■ Given request: Extract every line below, verbatim.

########################################

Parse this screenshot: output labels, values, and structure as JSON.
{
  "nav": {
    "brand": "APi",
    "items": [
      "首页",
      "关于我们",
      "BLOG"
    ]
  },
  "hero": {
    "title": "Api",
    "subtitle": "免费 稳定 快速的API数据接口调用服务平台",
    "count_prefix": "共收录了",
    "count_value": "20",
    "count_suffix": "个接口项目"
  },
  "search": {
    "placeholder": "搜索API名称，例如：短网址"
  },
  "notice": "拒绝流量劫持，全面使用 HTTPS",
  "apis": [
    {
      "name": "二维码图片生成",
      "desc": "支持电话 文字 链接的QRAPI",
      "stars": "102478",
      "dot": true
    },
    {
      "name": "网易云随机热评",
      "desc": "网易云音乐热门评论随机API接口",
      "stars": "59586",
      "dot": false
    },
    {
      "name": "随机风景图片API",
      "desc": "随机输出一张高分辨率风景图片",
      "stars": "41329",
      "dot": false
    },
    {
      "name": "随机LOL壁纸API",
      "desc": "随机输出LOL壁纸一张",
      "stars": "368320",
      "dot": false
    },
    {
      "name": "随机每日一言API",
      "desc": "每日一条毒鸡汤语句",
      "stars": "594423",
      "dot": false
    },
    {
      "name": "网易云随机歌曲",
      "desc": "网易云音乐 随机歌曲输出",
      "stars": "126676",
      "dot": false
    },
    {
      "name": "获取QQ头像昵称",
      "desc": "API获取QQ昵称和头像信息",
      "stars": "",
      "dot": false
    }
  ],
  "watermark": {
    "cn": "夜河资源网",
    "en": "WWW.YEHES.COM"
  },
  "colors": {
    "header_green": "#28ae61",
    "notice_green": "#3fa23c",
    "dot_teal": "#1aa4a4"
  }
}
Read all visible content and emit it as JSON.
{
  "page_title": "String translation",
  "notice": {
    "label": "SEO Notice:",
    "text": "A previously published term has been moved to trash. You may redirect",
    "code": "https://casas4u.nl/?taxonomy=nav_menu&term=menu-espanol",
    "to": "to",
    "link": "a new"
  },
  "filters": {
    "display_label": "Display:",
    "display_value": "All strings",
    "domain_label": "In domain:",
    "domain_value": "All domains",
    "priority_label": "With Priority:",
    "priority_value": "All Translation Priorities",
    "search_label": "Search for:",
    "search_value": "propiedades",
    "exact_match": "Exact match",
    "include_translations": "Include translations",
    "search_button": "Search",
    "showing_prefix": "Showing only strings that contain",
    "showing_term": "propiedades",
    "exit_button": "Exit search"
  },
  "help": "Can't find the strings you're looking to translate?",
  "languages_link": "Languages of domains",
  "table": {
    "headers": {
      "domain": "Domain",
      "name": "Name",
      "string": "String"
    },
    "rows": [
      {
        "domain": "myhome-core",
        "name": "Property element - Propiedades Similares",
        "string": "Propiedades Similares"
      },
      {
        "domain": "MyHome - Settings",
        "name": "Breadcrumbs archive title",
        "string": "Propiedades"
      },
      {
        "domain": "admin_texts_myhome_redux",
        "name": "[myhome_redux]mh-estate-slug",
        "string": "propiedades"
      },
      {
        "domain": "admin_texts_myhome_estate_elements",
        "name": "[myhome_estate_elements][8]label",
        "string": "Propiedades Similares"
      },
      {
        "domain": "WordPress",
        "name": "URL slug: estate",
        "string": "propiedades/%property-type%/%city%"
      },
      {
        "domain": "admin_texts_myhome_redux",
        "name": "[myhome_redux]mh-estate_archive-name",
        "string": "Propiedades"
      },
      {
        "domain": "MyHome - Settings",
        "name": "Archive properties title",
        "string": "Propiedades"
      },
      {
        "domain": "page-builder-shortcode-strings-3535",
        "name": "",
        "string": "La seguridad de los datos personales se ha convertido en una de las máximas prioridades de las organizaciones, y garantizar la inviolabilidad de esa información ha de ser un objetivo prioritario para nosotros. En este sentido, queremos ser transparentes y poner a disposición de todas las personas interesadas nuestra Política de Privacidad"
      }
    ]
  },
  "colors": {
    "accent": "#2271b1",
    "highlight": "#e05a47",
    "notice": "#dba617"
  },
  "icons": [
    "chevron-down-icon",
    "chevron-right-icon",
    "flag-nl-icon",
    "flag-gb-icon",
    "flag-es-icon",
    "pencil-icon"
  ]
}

########################################

■ Solution for this problem:
Parse this screenshot: output labels, values, and structure as JSON.
{
  "nav": {
    "brand": "APi",
    "items": [
      "首页",
      "关于我们",
      "BLOG"
    ]
  },
  "hero": {
    "title": "Api",
    "subtitle": "免费 稳定 快速的API数据接口调用服务平台",
    "count_prefix": "共收录了",
    "count_value": "20",
    "count_suffix": "个接口项目"
  },
  "search": {
    "placeholder": "搜索API名称，例如：短网址"
  },
  "notice": "拒绝流量劫持，全面使用 HTTPS",
  "apis": [
    {
      "name": "二维码图片生成",
      "desc": "支持电话 文字 链接的QRAPI",
      "stars": "102478",
      "dot": true
    },
    {
      "name": "网易云随机热评",
      "desc": "网易云音乐热门评论随机API接口",
      "stars": "59586",
      "dot": false
    },
    {
      "name": "随机风景图片API",
      "desc": "随机输出一张高分辨率风景图片",
      "stars": "41329",
      "dot": false
    },
    {
      "name": "随机LOL壁纸API",
      "desc": "随机输出LOL壁纸一张",
      "stars": "368320",
      "dot": false
    },
    {
      "name": "随机每日一言API",
      "desc": "每日一条毒鸡汤语句",
      "stars": "594423",
      "dot": false
    },
    {
      "name": "网易云随机歌曲",
      "desc": "网易云音乐 随机歌曲输出",
      "stars": "126676",
      "dot": false
    },
    {
      "name": "获取QQ头像昵称",
      "desc": "API获取QQ昵称和头像信息",
      "stars": "",
      "dot": false
    }
  ],
  "watermark": {
    "cn": "夜河资源网",
    "en": "WWW.YEHES.COM"
  },
  "colors": {
    "header_green": "#28ae61",
    "notice_green": "#3fa23c",
    "dot_teal": "#1aa4a4"
  }
}
Read all visible content and emit it as JSON.
{
  "page_title": "String translation",
  "notice": {
    "label": "SEO Notice:",
    "text": "A previously published term has been moved to trash. You may redirect",
    "code": "https://casas4u.nl/?taxonomy=nav_menu&term=menu-espanol",
    "to": "to",
    "link": "a new"
  },
  "filters": {
    "display_label": "Display:",
    "display_value": "All strings",
    "domain_label": "In domain:",
    "domain_value": "All domains",
    "priority_label": "With Priority:",
    "priority_value": "All Translation Priorities",
    "search_label": "Search for:",
    "search_value": "propiedades",
    "exact_match": "Exact match",
    "include_translations": "Include translations",
    "search_button": "Search",
    "showing_prefix": "Showing only strings that contain",
    "showing_term": "propiedades",
    "exit_button": "Exit search"
  },
  "help": "Can't find the strings you're looking to translate?",
  "languages_link": "Languages of domains",
  "table": {
    "headers": {
      "domain": "Domain",
      "name": "Name",
      "string": "String"
    },
    "rows": [
      {
        "domain": "myhome-core",
        "name": "Property element - Propiedades Similares",
        "string": "Propiedades Similares"
      },
      {
        "domain": "MyHome - Settings",
        "name": "Breadcrumbs archive title",
        "string": "Propiedades"
      },
      {
        "domain": "admin_texts_myhome_redux",
        "name": "[myhome_redux]mh-estate-slug",
        "string": "propiedades"
      },
      {
        "domain": "admin_texts_myhome_estate_elements",
        "name": "[myhome_estate_elements][8]label",
        "string": "Propiedades Similares"
      },
      {
        "domain": "WordPress",
        "name": "URL slug: estate",
        "string": "propiedades/%property-type%/%city%"
      },
      {
        "domain": "admin_texts_myhome_redux",
        "name": "[myhome_redux]mh-estate_archive-name",
        "string": "Propiedades"
      },
      {
        "domain": "MyHome - Settings",
        "name": "Archive properties title",
        "string": "Propiedades"
      },
      {
        "domain": "page-builder-shortcode-strings-3535",
        "name": "",
        "string": "La seguridad de los datos personales se ha convertido en una de las máximas prioridades de las organizaciones, y garantizar la inviolabilidad de esa información ha de ser un objetivo prioritario para nosotros. En este sentido, queremos ser transparentes y poner a disposición de todas las personas interesadas nuestra Política de Privacidad"
      }
    ]
  },
  "colors": {
    "accent": "#2271b1",
    "highlight": "#e05a47",
    "notice": "#dba617"
  },
  "icons": [
    "chevron-down-icon",
    "chevron-right-icon",
    "flag-nl-icon",
    "flag-gb-icon",
    "flag-es-icon",
    "pencil-icon"
  ]
}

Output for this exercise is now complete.